◆ SHORT PROBLEM ◆
Give back each entry unchanged, minus pictures.

◆ MATERIAL ◆
[Begin]

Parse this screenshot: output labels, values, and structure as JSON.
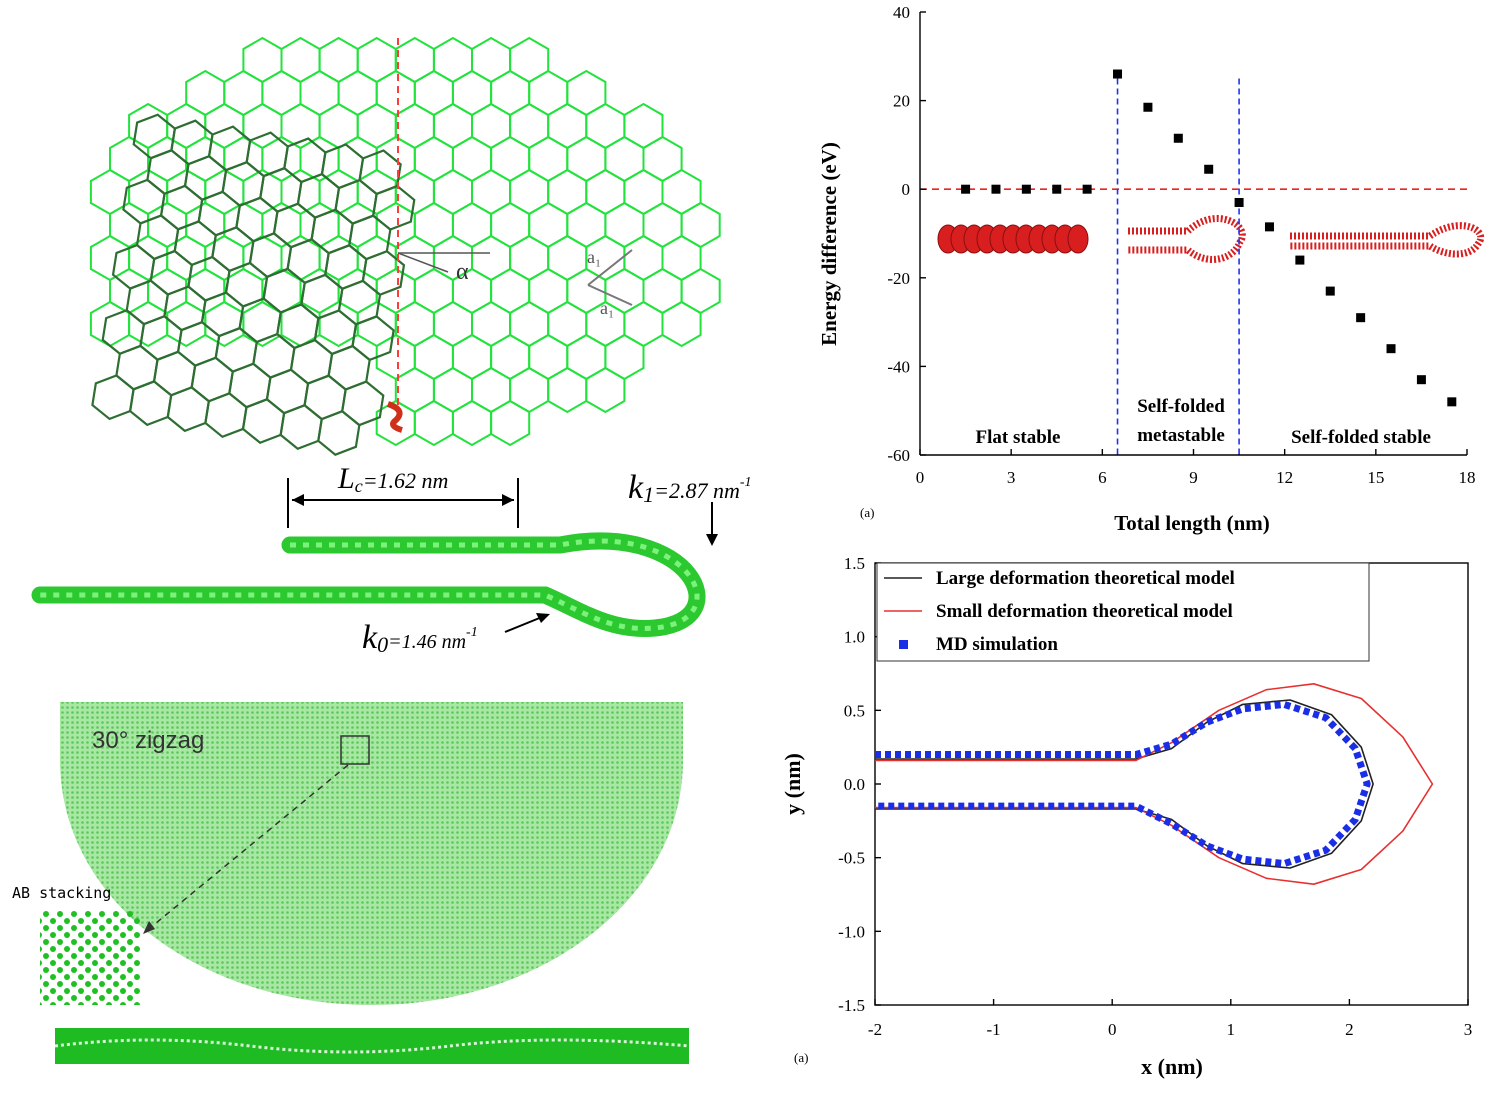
{
  "lattice": {
    "alpha_label": "α",
    "a1_label": "a₁",
    "a2_label": "a₁"
  },
  "ribbon": {
    "lc_label": "L",
    "lc_sub": "c",
    "lc_value": "=1.62 nm",
    "k1_label": "k",
    "k1_sub": "1",
    "k1_value": "=2.87 nm",
    "k1_exp": "-1",
    "k0_label": "k",
    "k0_sub": "0",
    "k0_value": "=1.46 nm",
    "k0_exp": "-1"
  },
  "flake": {
    "label": "30° zigzag",
    "stacking_label": "AB stacking"
  },
  "chart_data": [
    {
      "type": "scatter",
      "panel_label": "(a)",
      "xlabel": "Total length (nm)",
      "ylabel": "Energy difference (eV)",
      "xlim": [
        0,
        18
      ],
      "ylim": [
        -60,
        40
      ],
      "xticks": [
        0,
        3,
        6,
        9,
        12,
        15,
        18
      ],
      "yticks": [
        -60,
        -40,
        -20,
        0,
        20,
        40
      ],
      "series": [
        {
          "x": [
            1.5,
            2.5,
            3.5,
            4.5,
            5.5,
            6.5,
            7.5,
            8.5,
            9.5,
            10.5,
            11.5,
            12.5,
            13.5,
            14.5,
            15.5,
            16.5,
            17.5
          ],
          "y": [
            0,
            0,
            0,
            0,
            0,
            26,
            18.5,
            11.5,
            4.5,
            -3,
            -8.5,
            -16,
            -23,
            -29,
            -36,
            -43,
            -48
          ]
        }
      ],
      "reference_lines": {
        "horizontal_y": 0,
        "vertical_x": [
          6.5,
          10.5
        ]
      },
      "regions": [
        "Flat stable",
        "Self-folded metastable",
        "Self-folded stable"
      ]
    },
    {
      "type": "line",
      "panel_label": "(a)",
      "xlabel": "x (nm)",
      "ylabel": "y (nm)",
      "xlim": [
        -2,
        3
      ],
      "ylim": [
        -1.5,
        1.5
      ],
      "xticks": [
        -2,
        -1,
        0,
        1,
        2,
        3
      ],
      "yticks": [
        -1.5,
        -1.0,
        -0.5,
        0.0,
        0.5,
        1.0,
        1.5
      ],
      "legend_position": "top-left",
      "series": [
        {
          "name": "Large deformation theoretical model",
          "color": "#222222",
          "style": "solid",
          "x": [
            -2,
            0.2,
            0.5,
            0.8,
            1.1,
            1.5,
            1.85,
            2.1,
            2.2,
            2.1,
            1.85,
            1.5,
            1.1,
            0.8,
            0.5,
            0.2,
            -2
          ],
          "y": [
            0.17,
            0.17,
            0.24,
            0.42,
            0.54,
            0.57,
            0.47,
            0.25,
            0.0,
            -0.25,
            -0.47,
            -0.57,
            -0.54,
            -0.42,
            -0.24,
            -0.17,
            -0.17
          ]
        },
        {
          "name": "Small deformation theoretical model",
          "color": "#e83030",
          "style": "solid",
          "x": [
            -2,
            0.2,
            0.5,
            0.9,
            1.3,
            1.7,
            2.1,
            2.45,
            2.7,
            2.45,
            2.1,
            1.7,
            1.3,
            0.9,
            0.5,
            0.2,
            -2
          ],
          "y": [
            0.16,
            0.16,
            0.28,
            0.5,
            0.64,
            0.68,
            0.58,
            0.32,
            0.0,
            -0.32,
            -0.58,
            -0.68,
            -0.64,
            -0.5,
            -0.28,
            -0.16,
            -0.16
          ]
        },
        {
          "name": "MD simulation",
          "color": "#1a2ee8",
          "style": "dotted",
          "x": [
            -2,
            0.2,
            0.5,
            0.8,
            1.1,
            1.45,
            1.8,
            2.05,
            2.15,
            2.05,
            1.8,
            1.45,
            1.1,
            0.8,
            0.5,
            0.2,
            -2
          ],
          "y": [
            0.2,
            0.2,
            0.27,
            0.42,
            0.51,
            0.54,
            0.45,
            0.24,
            0.0,
            -0.24,
            -0.45,
            -0.54,
            -0.51,
            -0.42,
            -0.27,
            -0.15,
            -0.15
          ]
        }
      ]
    }
  ],
  "colors": {
    "light_green": "#22e23c",
    "dark_green": "#2e6e32",
    "ribbon_green": "#36d43a",
    "flake_green": "#8ee08a",
    "dots": "#d81e1e"
  }
}
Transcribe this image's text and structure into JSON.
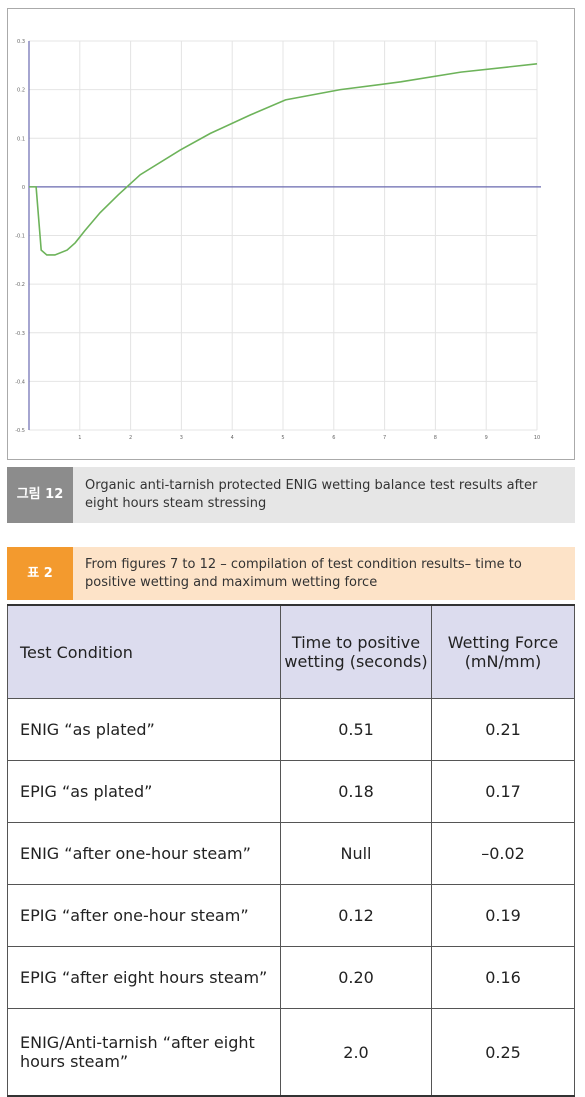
{
  "chart_data": {
    "type": "line",
    "x": [
      0,
      0.14,
      0.24,
      0.35,
      0.51,
      0.75,
      0.91,
      1.1,
      1.4,
      1.76,
      2.19,
      2.98,
      3.57,
      4.36,
      5.05,
      6.13,
      7.32,
      8.5,
      10
    ],
    "series": [
      {
        "color": "#6db35a",
        "values": [
          0,
          0,
          -0.13,
          -0.14,
          -0.14,
          -0.13,
          -0.115,
          -0.09,
          -0.053,
          -0.016,
          0.025,
          0.076,
          0.11,
          0.148,
          0.179,
          0.2,
          0.216,
          0.236,
          0.253
        ]
      }
    ],
    "xlim": [
      0,
      10
    ],
    "xticks": [
      1,
      2,
      3,
      4,
      5,
      6,
      7,
      8,
      9,
      10
    ],
    "ylim": [
      -0.5,
      0.3
    ],
    "yticks": [
      0.3,
      0.2,
      0.1,
      0,
      -0.1,
      -0.2,
      -0.3,
      -0.4,
      -0.5
    ],
    "grid": true
  },
  "figure_caption": {
    "label": "그림 12",
    "text": "Organic anti-tarnish protected ENIG wetting balance test results after eight hours steam stressing"
  },
  "table_caption": {
    "label": "표 2",
    "text": "From figures 7 to 12 – compilation of test condition results– time to positive wetting and maximum wetting force"
  },
  "table": {
    "header": [
      "Test Condition",
      "Time to positive wetting (seconds)",
      "Wetting Force (mN/mm)"
    ],
    "rows": [
      [
        "ENIG “as plated”",
        "0.51",
        "0.21"
      ],
      [
        "EPIG “as plated”",
        "0.18",
        "0.17"
      ],
      [
        "ENIG “after one-hour steam”",
        "Null",
        "–0.02"
      ],
      [
        "EPIG “after one-hour steam”",
        "0.12",
        "0.19"
      ],
      [
        "EPIG “after eight hours steam”",
        "0.20",
        "0.16"
      ],
      [
        "ENIG/Anti-tarnish “after eight hours steam”",
        "2.0",
        "0.25"
      ]
    ]
  }
}
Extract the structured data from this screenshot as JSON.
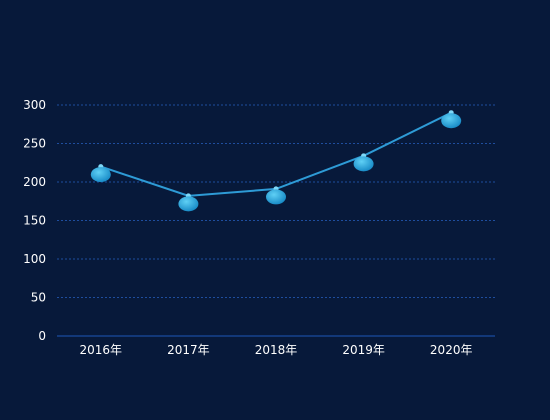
{
  "chart_data": {
    "type": "line",
    "categories": [
      "2016年",
      "2017年",
      "2018年",
      "2019年",
      "2020年"
    ],
    "series": [
      {
        "values": [
          220,
          182,
          191,
          234,
          290
        ]
      }
    ],
    "ylim": [
      0,
      300
    ],
    "yticks": [
      0,
      50,
      100,
      150,
      200,
      250,
      300
    ],
    "grid": true,
    "colors": {
      "background": "#07193a",
      "line": "#2e9bd6",
      "marker": "#22a8e0",
      "marker_highlight": "#7fd8f7",
      "grid": "#1e4d9e",
      "axis": "#1d56b8",
      "text": "#ffffff"
    }
  }
}
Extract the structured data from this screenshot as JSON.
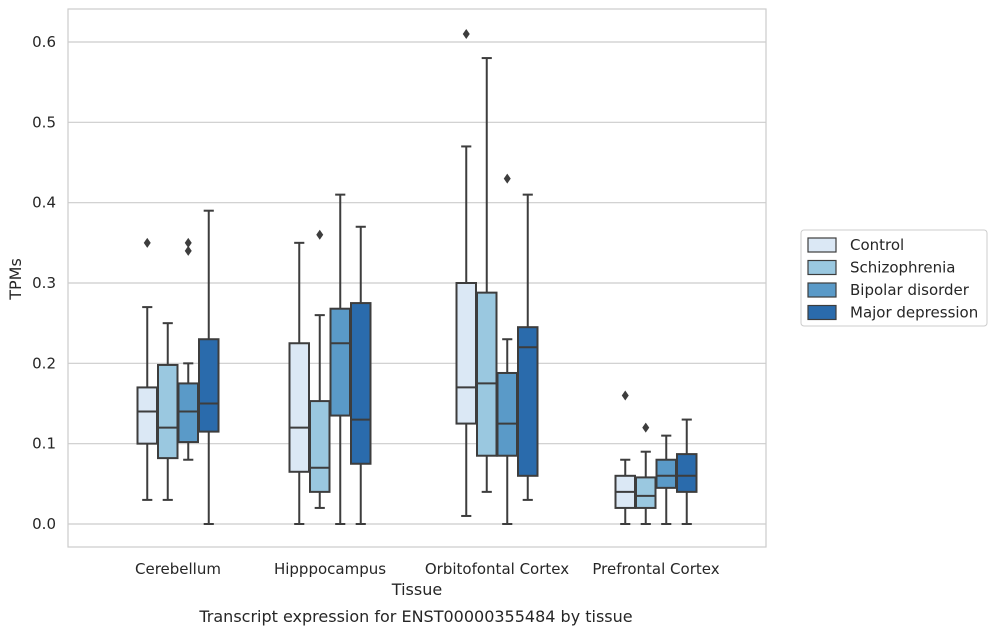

[End]

◆ EXPECTED ANSWER ◆
Parse this screenshot: output labels, values, and structure as JSON.
{
  "lattice": {
    "alpha_label": "α",
    "a1_label": "a₁",
    "a2_label": "a₁"
  },
  "ribbon": {
    "lc_label": "L",
    "lc_sub": "c",
    "lc_value": "=1.62 nm",
    "k1_label": "k",
    "k1_sub": "1",
    "k1_value": "=2.87 nm",
    "k1_exp": "-1",
    "k0_label": "k",
    "k0_sub": "0",
    "k0_value": "=1.46 nm",
    "k0_exp": "-1"
  },
  "flake": {
    "label": "30° zigzag",
    "stacking_label": "AB stacking"
  },
  "chart_data": [
    {
      "type": "scatter",
      "panel_label": "(a)",
      "xlabel": "Total length (nm)",
      "ylabel": "Energy difference (eV)",
      "xlim": [
        0,
        18
      ],
      "ylim": [
        -60,
        40
      ],
      "xticks": [
        0,
        3,
        6,
        9,
        12,
        15,
        18
      ],
      "yticks": [
        -60,
        -40,
        -20,
        0,
        20,
        40
      ],
      "series": [
        {
          "x": [
            1.5,
            2.5,
            3.5,
            4.5,
            5.5,
            6.5,
            7.5,
            8.5,
            9.5,
            10.5,
            11.5,
            12.5,
            13.5,
            14.5,
            15.5,
            16.5,
            17.5
          ],
          "y": [
            0,
            0,
            0,
            0,
            0,
            26,
            18.5,
            11.5,
            4.5,
            -3,
            -8.5,
            -16,
            -23,
            -29,
            -36,
            -43,
            -48
          ]
        }
      ],
      "reference_lines": {
        "horizontal_y": 0,
        "vertical_x": [
          6.5,
          10.5
        ]
      },
      "regions": [
        "Flat stable",
        "Self-folded metastable",
        "Self-folded stable"
      ]
    },
    {
      "type": "line",
      "panel_label": "(a)",
      "xlabel": "x (nm)",
      "ylabel": "y (nm)",
      "xlim": [
        -2,
        3
      ],
      "ylim": [
        -1.5,
        1.5
      ],
      "xticks": [
        -2,
        -1,
        0,
        1,
        2,
        3
      ],
      "yticks": [
        -1.5,
        -1.0,
        -0.5,
        0.0,
        0.5,
        1.0,
        1.5
      ],
      "legend_position": "top-left",
      "series": [
        {
          "name": "Large deformation theoretical model",
          "color": "#222222",
          "style": "solid",
          "x": [
            -2,
            0.2,
            0.5,
            0.8,
            1.1,
            1.5,
            1.85,
            2.1,
            2.2,
            2.1,
            1.85,
            1.5,
            1.1,
            0.8,
            0.5,
            0.2,
            -2
          ],
          "y": [
            0.17,
            0.17,
            0.24,
            0.42,
            0.54,
            0.57,
            0.47,
            0.25,
            0.0,
            -0.25,
            -0.47,
            -0.57,
            -0.54,
            -0.42,
            -0.24,
            -0.17,
            -0.17
          ]
        },
        {
          "name": "Small deformation theoretical model",
          "color": "#e83030",
          "style": "solid",
          "x": [
            -2,
            0.2,
            0.5,
            0.9,
            1.3,
            1.7,
            2.1,
            2.45,
            2.7,
            2.45,
            2.1,
            1.7,
            1.3,
            0.9,
            0.5,
            0.2,
            -2
          ],
          "y": [
            0.16,
            0.16,
            0.28,
            0.5,
            0.64,
            0.68,
            0.58,
            0.32,
            0.0,
            -0.32,
            -0.58,
            -0.68,
            -0.64,
            -0.5,
            -0.28,
            -0.16,
            -0.16
          ]
        },
        {
          "name": "MD simulation",
          "color": "#1a2ee8",
          "style": "dotted",
          "x": [
            -2,
            0.2,
            0.5,
            0.8,
            1.1,
            1.45,
            1.8,
            2.05,
            2.15,
            2.05,
            1.8,
            1.45,
            1.1,
            0.8,
            0.5,
            0.2,
            -2
          ],
          "y": [
            0.2,
            0.2,
            0.27,
            0.42,
            0.51,
            0.54,
            0.45,
            0.24,
            0.0,
            -0.24,
            -0.45,
            -0.54,
            -0.51,
            -0.42,
            -0.27,
            -0.15,
            -0.15
          ]
        }
      ]
    }
  ],
  "colors": {
    "light_green": "#22e23c",
    "dark_green": "#2e6e32",
    "ribbon_green": "#36d43a",
    "flake_green": "#8ee08a",
    "dots": "#d81e1e"
  }
}
Transcribe this image's text and structure into JSON.
{
  "chart_data": {
    "type": "line",
    "x": [
      0,
      0.14,
      0.24,
      0.35,
      0.51,
      0.75,
      0.91,
      1.1,
      1.4,
      1.76,
      2.19,
      2.98,
      3.57,
      4.36,
      5.05,
      6.13,
      7.32,
      8.5,
      10
    ],
    "series": [
      {
        "color": "#6db35a",
        "values": [
          0,
          0,
          -0.13,
          -0.14,
          -0.14,
          -0.13,
          -0.115,
          -0.09,
          -0.053,
          -0.016,
          0.025,
          0.076,
          0.11,
          0.148,
          0.179,
          0.2,
          0.216,
          0.236,
          0.253
        ]
      }
    ],
    "xlim": [
      0,
      10
    ],
    "xticks": [
      1,
      2,
      3,
      4,
      5,
      6,
      7,
      8,
      9,
      10
    ],
    "ylim": [
      -0.5,
      0.3
    ],
    "yticks": [
      0.3,
      0.2,
      0.1,
      0,
      -0.1,
      -0.2,
      -0.3,
      -0.4,
      -0.5
    ],
    "grid": true
  },
  "figure_caption": {
    "label": "그림 12",
    "text": "Organic anti-tarnish protected ENIG wetting balance test results after eight hours steam stressing"
  },
  "table_caption": {
    "label": "표 2",
    "text": "From figures 7 to 12 – compilation of test condition results– time to positive wetting and maximum wetting force"
  },
  "table": {
    "header": [
      "Test Condition",
      "Time to positive wetting (seconds)",
      "Wetting Force (mN/mm)"
    ],
    "rows": [
      [
        "ENIG “as plated”",
        "0.51",
        "0.21"
      ],
      [
        "EPIG “as plated”",
        "0.18",
        "0.17"
      ],
      [
        "ENIG “after one-hour steam”",
        "Null",
        "–0.02"
      ],
      [
        "EPIG “after one-hour steam”",
        "0.12",
        "0.19"
      ],
      [
        "EPIG “after eight hours steam”",
        "0.20",
        "0.16"
      ],
      [
        "ENIG/Anti-tarnish “after eight hours steam”",
        "2.0",
        "0.25"
      ]
    ]
  }
}
Extract the structured data from this screenshot as JSON.
{
  "chart_data": {
    "type": "line",
    "categories": [
      "2016年",
      "2017年",
      "2018年",
      "2019年",
      "2020年"
    ],
    "series": [
      {
        "values": [
          220,
          182,
          191,
          234,
          290
        ]
      }
    ],
    "ylim": [
      0,
      300
    ],
    "yticks": [
      0,
      50,
      100,
      150,
      200,
      250,
      300
    ],
    "grid": true,
    "colors": {
      "background": "#07193a",
      "line": "#2e9bd6",
      "marker": "#22a8e0",
      "marker_highlight": "#7fd8f7",
      "grid": "#1e4d9e",
      "axis": "#1d56b8",
      "text": "#ffffff"
    }
  }
}
Extract the structured data from this screenshot as JSON.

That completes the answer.